— start of Selected excerpt —

1 Introduction

Situation awareness - SAW is a concept widely spread in military and aviation areas (with increasing use in different application areas that require critical decision making), related to the level of consciousness that an individual or team has to a situation. It is a dynamic understanding of an operator about what is happening in the environment and the projection of its status in the near future [1]. According to Endsley [1] SAW is divided in three levels: perception of the elements in the environment, comprehension of these elements status in a situation and the evolution of these in a near future. Achieving complete SAW is a process that takes place in the human mind, which requires cognitive activity. The prior user mental model of situations can assist to reduce the cognitive overload. However, poor understanding of information may not only cause the loss of its global significance, but can also lead to failures while allocating resources.

Mental model and SAW are highly related, since a mental model is formed by the user’s understanding of situations. Hence, a poor understanding of a situation affects the user’s mental model, which leads to poor comprehension and decision-making jeopardy [1].

One critical service that can benefit from a better SAW-oriented support to decision making is emergency calls. Bad identification, for instance, in a robbery report, can lead to failures in both resource allocation and tactics definition to respond to such calls. Under stress, operators can be provided by informational quality cues to help them to reason under uncertainties and improve their understanding about an ongoing situation. Semantic models have been used, which can adapt to specific contexts and create verbal schemes in order to attach meaning to the information.

— end of Selected excerpt —
— start of Data section —

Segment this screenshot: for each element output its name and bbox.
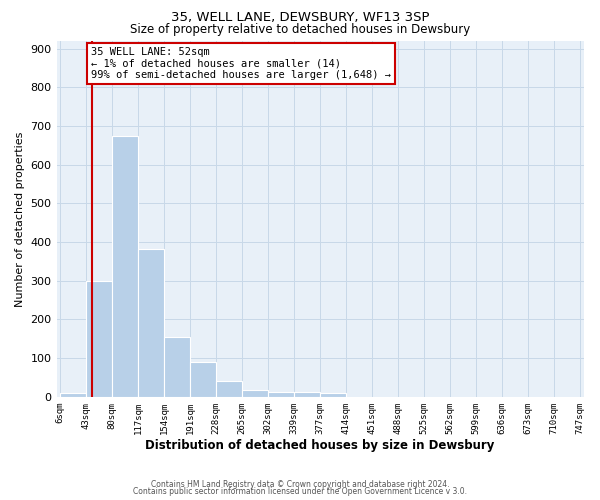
Bar — [60, 393, 86, 397]
Bar — [86, 281, 112, 397]
Bar — [268, 392, 294, 397]
Text: 35, WELL LANE, DEWSBURY, WF13 3SP: 35, WELL LANE, DEWSBURY, WF13 3SP — [171, 11, 429, 24]
Bar — [216, 382, 242, 397]
Bar — [164, 337, 190, 397]
Bar — [294, 392, 320, 397]
Bar — [190, 362, 216, 397]
Bar — [112, 136, 138, 397]
Text: Contains HM Land Registry data © Crown copyright and database right 2024.: Contains HM Land Registry data © Crown c… — [151, 480, 449, 489]
X-axis label: Distribution of detached houses by size in Dewsbury: Distribution of detached houses by size … — [145, 440, 495, 452]
Bar — [320, 393, 346, 397]
Text: 35 WELL LANE: 52sqm
← 1% of detached houses are smaller (14)
99% of semi-detache: 35 WELL LANE: 52sqm ← 1% of detached hou… — [91, 47, 391, 80]
Y-axis label: Number of detached properties: Number of detached properties — [15, 131, 25, 306]
Text: Contains public sector information licensed under the Open Government Licence v : Contains public sector information licen… — [133, 487, 467, 496]
Bar — [138, 248, 164, 397]
Text: Size of property relative to detached houses in Dewsbury: Size of property relative to detached ho… — [130, 22, 470, 36]
Bar — [242, 390, 268, 397]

— end of Data section —

## Work instructions
1. Summarize the introduction on situation awareness in two sentences.
2. Continue the introduction on situation awareness, picking up after its final sentence.
The records are not used for anything here.

## Answer set
1. Situation awareness (SAW), a concept common in military and aviation settings, is an operator's dynamic understanding of what is happening in the environment and how it will develop, and Endsley divides it into perception, comprehension and projection. Because SAW is closely tied to the user's mental model, poor understanding of a situation can lead to failures in decision making and resource allocation, a risk that matters for critical services such as emergency calls.

2.
The literature registers approaches that aim to enhance and maintain the user’s SAW, by employing technologies such cognitive models, ontologies and frameworks based on core ontologies, fuzzy logic, and data fusion models [25]. However, to the knowledge of the authors, there is a lack of a common ground regarding information quality in the evaluation of situations.

This paper introduces a conceptual framework for Information Quality that can enrich SAW for emergency dispatchers. A semantic model of the call is devised that can be used to support operator in a real time, to better acquire SAW under call uncertainties. The framework is used for real robbery victims report. However, it can be easily adapted to other crime reporting calls.

The paper is organized as follows: Sect. 2 discusses data quality dimensions for general decision-making systems. Section 3 presents our framework for quality assessment and representation for acquire SAW in robbery report attending followed by a case study that applies our framework in a robbery report in Sect. 4 and Conclusions.

2 Information Quality for the Evaluation of Situations for General Decision-Making Systems

Information quality is one among the crucial factors in decision-making systems. Imperfect information, which do not truly describe real world situations (e.g., incomplete set of necessary data, information which do not fully describe an event or fact, misspelled words, etc.), reduce the effectiveness of the systems, contribute negatively to the mental model formation and, consequently, undermine the SAW process.

According to the literature, there is not a defined pattern to information quality in decision-making systems. Requirements are divided into dimensions or metrics, and their decision-making applications are highly domain dependent, whereas the application defines their respective meanings according to objectives, tasks and associated decisions [6, 7].

For the robbery reporting call in our case study, completeness, uncertainty and timeliness information quality dimensions are addressed. Approaches, descriptions, and different information quality perspectives are described below.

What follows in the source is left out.